[START Record excerpts]

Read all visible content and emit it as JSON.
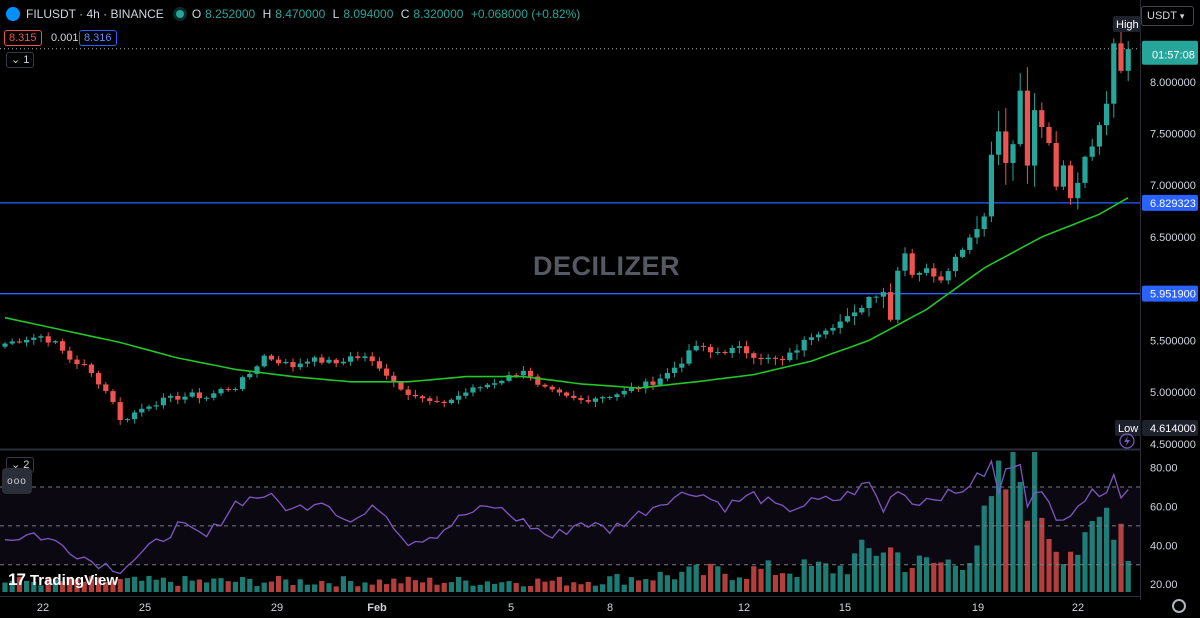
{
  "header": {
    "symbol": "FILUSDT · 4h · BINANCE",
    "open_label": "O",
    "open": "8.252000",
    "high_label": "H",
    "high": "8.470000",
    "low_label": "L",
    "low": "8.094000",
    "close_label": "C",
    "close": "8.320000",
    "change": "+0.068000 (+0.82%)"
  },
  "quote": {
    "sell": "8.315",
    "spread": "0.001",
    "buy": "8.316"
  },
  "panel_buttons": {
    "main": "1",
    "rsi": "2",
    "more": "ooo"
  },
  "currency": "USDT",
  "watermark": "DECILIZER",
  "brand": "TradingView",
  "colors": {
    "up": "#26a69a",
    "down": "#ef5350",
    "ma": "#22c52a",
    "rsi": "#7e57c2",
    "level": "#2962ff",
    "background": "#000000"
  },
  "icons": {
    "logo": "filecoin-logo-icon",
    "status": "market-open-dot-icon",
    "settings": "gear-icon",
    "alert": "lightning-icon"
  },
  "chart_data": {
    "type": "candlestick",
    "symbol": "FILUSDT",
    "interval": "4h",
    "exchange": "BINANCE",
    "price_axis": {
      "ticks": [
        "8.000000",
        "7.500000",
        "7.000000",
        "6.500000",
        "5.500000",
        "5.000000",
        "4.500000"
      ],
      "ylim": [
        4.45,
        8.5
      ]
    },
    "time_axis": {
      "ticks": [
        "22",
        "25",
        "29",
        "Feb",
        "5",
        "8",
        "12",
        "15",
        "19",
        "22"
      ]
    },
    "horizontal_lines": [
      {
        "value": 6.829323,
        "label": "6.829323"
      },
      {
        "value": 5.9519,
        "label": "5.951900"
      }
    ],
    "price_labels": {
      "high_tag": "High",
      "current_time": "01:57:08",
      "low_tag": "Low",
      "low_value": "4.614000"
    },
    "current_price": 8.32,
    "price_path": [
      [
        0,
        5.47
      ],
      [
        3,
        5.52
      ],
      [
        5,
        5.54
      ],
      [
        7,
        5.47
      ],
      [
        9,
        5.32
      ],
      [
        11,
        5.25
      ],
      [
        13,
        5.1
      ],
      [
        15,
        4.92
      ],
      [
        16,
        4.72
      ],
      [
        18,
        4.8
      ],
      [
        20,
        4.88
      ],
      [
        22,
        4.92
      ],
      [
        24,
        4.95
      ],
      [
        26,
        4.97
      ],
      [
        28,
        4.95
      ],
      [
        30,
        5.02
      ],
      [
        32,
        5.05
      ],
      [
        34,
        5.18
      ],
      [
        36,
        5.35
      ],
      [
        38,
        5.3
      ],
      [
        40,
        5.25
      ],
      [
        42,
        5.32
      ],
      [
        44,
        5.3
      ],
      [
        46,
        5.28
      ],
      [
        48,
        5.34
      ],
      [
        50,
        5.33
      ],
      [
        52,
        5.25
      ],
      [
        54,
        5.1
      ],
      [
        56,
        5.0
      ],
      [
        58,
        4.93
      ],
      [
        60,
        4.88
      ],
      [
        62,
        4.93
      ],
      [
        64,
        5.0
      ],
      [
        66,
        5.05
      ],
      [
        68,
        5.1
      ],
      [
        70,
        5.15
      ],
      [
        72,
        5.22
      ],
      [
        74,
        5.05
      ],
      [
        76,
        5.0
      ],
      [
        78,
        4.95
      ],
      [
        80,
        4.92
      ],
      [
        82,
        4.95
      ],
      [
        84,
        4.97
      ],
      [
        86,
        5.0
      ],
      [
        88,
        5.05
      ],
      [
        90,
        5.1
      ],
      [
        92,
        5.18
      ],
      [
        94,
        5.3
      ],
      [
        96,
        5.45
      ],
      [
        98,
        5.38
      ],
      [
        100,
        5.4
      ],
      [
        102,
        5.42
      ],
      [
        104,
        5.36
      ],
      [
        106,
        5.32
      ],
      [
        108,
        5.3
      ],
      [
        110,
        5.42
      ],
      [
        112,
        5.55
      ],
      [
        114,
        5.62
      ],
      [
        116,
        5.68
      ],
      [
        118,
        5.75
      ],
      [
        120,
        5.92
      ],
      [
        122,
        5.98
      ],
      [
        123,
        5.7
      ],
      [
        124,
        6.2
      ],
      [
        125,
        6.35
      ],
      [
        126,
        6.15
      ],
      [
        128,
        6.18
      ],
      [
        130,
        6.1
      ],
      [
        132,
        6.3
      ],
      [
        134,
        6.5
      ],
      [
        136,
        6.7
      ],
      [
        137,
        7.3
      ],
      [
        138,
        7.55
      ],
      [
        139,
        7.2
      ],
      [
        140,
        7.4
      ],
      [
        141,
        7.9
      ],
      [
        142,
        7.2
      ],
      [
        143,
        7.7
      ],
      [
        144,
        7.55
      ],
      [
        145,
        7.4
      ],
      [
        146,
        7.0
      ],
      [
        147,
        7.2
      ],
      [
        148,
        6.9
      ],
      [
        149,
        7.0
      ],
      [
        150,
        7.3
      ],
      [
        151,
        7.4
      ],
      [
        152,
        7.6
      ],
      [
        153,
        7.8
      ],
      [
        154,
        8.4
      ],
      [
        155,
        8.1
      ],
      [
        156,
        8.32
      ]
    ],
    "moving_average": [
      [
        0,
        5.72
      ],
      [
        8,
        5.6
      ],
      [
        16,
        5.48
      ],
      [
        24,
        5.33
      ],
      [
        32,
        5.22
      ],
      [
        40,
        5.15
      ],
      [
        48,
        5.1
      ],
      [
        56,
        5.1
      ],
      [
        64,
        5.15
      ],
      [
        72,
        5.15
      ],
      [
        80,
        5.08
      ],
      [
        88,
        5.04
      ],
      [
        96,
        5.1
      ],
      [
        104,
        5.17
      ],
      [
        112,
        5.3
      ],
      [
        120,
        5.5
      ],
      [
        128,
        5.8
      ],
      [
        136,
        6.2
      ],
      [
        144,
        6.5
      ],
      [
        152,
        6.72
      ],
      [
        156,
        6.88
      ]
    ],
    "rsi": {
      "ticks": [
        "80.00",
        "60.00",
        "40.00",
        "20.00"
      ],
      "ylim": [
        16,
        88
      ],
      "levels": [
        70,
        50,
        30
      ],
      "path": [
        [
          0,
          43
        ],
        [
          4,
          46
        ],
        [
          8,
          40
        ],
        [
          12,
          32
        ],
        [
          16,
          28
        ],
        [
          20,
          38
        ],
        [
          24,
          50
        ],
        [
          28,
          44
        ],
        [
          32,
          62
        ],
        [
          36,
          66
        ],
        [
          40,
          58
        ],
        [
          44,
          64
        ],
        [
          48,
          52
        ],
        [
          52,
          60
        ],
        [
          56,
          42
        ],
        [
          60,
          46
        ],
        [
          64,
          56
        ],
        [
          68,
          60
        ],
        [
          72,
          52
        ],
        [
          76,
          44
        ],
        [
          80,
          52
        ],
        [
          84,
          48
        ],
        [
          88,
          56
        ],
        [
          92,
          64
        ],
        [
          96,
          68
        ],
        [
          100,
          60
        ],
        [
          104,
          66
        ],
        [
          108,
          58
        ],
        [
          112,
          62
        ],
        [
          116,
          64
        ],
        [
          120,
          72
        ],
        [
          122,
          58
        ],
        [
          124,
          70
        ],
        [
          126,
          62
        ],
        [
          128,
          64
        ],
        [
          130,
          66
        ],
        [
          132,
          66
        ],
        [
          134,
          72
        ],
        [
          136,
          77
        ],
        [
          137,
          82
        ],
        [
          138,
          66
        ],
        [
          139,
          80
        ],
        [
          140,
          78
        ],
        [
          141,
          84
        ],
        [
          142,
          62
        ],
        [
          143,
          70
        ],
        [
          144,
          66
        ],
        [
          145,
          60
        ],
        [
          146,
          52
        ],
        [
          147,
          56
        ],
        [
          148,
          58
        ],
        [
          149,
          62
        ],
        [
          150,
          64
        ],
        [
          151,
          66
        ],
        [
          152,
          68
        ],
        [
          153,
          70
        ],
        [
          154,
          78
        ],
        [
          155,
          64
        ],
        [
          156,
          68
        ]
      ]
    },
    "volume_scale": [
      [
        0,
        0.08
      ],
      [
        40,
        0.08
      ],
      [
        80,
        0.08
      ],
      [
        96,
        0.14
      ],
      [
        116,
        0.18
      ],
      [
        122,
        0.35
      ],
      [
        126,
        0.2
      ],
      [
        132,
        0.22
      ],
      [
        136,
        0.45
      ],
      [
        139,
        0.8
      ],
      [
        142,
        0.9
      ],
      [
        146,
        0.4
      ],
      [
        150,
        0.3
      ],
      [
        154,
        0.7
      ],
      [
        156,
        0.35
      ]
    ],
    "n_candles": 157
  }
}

[END Record excerpts]

The problem ▸ Check each line above for "symbol" and return the ones that have it.

Answer in full ▸
    "symbol": "FILUSDT · 4h · BINANCE",
    "symbol": "FILUSDT",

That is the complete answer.